Task requirements:
Copy every line from the material below that holds "screenshot".

Entries provided:

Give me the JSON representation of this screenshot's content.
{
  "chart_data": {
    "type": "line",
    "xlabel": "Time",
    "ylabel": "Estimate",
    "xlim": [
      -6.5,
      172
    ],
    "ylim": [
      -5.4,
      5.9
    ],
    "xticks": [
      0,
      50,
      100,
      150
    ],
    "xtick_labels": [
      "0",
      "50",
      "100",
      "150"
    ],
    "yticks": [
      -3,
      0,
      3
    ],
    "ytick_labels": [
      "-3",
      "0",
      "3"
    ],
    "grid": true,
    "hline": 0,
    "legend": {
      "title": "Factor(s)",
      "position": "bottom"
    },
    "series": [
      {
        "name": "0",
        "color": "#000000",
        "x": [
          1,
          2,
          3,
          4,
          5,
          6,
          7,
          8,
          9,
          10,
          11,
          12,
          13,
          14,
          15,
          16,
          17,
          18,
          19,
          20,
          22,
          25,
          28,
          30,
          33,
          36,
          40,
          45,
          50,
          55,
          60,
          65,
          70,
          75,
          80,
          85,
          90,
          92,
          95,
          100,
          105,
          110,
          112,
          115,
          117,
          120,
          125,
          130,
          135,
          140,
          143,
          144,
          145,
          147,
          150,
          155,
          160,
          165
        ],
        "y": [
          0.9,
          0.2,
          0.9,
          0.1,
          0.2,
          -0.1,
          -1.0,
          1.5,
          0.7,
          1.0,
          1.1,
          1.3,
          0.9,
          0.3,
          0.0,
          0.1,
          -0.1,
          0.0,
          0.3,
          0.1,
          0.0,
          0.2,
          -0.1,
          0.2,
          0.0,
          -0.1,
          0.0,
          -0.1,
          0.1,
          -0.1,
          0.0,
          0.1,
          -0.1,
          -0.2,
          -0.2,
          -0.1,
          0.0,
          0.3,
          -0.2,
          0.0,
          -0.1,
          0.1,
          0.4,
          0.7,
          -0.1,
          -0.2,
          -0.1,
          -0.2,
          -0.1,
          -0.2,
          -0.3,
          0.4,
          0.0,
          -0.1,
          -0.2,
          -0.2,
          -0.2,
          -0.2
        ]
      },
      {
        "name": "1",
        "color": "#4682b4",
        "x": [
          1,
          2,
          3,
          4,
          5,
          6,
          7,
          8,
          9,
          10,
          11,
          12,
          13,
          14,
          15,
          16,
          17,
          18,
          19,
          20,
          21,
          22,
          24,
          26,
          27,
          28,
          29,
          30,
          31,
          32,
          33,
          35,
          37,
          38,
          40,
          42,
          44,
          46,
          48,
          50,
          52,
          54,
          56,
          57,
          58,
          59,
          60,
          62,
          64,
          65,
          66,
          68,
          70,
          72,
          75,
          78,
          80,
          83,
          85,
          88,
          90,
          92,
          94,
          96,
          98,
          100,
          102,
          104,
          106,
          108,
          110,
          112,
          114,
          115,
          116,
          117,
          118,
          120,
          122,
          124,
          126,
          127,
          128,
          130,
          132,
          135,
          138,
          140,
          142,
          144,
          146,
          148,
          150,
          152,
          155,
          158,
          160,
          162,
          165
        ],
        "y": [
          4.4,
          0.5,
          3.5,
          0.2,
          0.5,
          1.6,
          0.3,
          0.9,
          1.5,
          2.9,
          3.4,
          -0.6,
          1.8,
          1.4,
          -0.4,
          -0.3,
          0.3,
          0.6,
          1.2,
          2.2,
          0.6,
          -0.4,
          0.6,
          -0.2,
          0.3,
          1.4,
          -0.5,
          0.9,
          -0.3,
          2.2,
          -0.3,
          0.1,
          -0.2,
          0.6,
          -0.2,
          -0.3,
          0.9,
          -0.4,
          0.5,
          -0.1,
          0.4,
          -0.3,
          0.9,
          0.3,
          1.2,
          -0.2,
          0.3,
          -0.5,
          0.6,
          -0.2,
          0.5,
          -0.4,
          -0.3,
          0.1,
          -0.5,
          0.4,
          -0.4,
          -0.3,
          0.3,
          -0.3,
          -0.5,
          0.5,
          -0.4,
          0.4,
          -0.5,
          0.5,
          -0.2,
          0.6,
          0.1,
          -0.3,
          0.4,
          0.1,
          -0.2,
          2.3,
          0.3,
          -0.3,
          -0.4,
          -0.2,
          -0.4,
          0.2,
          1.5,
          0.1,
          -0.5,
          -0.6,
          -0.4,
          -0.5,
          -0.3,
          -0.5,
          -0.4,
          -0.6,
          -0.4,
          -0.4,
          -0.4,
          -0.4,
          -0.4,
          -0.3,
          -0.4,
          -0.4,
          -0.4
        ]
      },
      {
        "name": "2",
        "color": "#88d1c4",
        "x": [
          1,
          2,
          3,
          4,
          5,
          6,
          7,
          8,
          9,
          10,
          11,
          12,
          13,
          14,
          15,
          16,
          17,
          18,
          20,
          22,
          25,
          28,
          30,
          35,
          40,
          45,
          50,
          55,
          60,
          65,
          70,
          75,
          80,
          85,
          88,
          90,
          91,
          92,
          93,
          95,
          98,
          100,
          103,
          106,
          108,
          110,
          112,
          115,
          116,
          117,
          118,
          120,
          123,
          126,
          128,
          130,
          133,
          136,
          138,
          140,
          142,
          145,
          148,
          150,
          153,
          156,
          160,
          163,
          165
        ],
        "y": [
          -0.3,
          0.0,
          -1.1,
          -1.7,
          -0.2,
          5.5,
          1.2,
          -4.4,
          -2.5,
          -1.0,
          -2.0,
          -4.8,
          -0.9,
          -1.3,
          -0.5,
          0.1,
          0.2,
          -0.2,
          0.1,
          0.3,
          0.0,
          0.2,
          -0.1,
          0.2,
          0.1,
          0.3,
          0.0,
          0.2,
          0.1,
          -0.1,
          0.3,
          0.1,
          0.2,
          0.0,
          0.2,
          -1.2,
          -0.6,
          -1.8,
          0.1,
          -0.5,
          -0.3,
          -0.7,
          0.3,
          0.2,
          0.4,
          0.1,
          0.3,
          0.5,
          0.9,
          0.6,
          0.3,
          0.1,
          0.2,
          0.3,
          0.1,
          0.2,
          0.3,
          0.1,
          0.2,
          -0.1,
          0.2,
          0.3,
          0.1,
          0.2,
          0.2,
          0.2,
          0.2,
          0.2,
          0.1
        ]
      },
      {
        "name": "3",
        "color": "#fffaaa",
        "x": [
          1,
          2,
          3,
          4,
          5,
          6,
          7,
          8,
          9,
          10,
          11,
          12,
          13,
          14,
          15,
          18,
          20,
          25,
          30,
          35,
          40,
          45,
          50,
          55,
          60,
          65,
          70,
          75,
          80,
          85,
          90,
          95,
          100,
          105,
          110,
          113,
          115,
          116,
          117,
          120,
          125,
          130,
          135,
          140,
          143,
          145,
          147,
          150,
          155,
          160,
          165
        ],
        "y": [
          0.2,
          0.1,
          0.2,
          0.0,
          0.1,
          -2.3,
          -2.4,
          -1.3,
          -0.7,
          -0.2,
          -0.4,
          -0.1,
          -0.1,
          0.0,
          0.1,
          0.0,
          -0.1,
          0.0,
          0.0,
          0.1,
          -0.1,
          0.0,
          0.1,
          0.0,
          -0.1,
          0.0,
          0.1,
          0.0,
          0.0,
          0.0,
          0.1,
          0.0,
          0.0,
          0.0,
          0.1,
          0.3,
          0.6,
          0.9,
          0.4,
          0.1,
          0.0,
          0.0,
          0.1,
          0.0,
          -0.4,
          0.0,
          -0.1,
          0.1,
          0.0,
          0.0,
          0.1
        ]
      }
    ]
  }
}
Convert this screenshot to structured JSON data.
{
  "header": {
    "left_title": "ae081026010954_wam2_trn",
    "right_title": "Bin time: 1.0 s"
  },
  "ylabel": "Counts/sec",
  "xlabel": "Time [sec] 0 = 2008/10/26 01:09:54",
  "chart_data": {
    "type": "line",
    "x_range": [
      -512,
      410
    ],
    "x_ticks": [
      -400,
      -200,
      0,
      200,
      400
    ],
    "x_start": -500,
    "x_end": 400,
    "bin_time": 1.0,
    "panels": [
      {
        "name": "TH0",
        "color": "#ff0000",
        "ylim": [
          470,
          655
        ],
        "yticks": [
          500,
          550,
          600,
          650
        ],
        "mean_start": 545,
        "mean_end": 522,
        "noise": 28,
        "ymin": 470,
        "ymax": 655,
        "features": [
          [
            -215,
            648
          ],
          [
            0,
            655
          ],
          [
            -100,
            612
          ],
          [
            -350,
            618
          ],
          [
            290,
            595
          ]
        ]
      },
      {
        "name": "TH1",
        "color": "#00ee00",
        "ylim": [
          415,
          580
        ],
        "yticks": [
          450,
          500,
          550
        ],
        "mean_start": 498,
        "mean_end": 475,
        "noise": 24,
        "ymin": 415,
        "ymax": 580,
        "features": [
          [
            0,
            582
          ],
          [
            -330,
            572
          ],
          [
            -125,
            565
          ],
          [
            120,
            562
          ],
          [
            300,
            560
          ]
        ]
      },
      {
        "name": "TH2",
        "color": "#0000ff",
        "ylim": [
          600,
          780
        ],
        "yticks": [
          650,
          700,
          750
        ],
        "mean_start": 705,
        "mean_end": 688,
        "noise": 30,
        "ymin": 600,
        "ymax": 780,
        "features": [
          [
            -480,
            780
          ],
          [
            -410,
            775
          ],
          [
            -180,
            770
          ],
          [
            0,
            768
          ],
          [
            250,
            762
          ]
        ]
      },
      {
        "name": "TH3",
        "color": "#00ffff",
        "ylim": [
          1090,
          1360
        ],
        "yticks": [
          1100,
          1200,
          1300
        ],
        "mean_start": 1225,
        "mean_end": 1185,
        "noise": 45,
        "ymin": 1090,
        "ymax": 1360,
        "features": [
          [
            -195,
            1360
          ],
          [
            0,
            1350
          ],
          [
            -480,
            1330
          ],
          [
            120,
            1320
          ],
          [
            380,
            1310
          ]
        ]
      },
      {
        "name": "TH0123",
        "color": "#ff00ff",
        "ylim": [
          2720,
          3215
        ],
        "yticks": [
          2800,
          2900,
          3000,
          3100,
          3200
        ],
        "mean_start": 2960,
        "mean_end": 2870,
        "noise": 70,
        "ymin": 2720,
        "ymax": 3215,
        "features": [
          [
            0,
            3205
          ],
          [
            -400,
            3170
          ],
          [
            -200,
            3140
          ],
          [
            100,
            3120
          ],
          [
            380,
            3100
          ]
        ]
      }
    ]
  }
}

Full solution:
Give me the JSON representation of this screenshot's content.
Convert this screenshot to structured JSON data.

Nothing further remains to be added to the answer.